* _EXTRACTED RECORDS_:
============

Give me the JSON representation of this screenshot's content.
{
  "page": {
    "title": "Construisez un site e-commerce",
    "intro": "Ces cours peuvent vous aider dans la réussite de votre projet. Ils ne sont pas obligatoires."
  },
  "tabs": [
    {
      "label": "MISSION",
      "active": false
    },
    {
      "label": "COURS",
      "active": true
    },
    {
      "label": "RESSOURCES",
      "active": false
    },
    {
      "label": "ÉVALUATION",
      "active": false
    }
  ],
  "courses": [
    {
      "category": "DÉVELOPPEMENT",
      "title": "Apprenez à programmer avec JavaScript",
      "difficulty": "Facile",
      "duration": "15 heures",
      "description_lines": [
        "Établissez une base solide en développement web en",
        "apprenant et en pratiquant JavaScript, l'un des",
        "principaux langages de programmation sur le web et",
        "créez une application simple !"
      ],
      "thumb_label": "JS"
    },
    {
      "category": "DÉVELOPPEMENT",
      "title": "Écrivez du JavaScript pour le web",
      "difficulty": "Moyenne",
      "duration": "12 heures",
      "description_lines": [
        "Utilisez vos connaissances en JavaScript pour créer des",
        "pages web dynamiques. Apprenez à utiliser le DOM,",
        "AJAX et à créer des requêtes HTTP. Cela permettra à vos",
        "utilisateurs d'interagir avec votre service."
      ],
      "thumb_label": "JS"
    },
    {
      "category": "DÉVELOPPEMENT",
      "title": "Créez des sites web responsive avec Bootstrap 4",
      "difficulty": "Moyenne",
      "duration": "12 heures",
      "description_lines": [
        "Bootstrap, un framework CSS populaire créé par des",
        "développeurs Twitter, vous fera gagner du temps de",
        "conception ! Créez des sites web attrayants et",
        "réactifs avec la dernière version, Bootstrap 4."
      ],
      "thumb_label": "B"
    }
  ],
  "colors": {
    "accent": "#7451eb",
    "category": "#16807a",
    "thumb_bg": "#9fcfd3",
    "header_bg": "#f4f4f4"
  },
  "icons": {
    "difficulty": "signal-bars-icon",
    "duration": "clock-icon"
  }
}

============

* _GOAL_:
Collect, from the material above, every line containing the word "title".

* _WRITTEN SOLUTION_:
    "title": "Construisez un site e-commerce",
      "title": "Apprenez à programmer avec JavaScript",
      "title": "Écrivez du JavaScript pour le web",
      "title": "Créez des sites web responsive avec Bootstrap 4",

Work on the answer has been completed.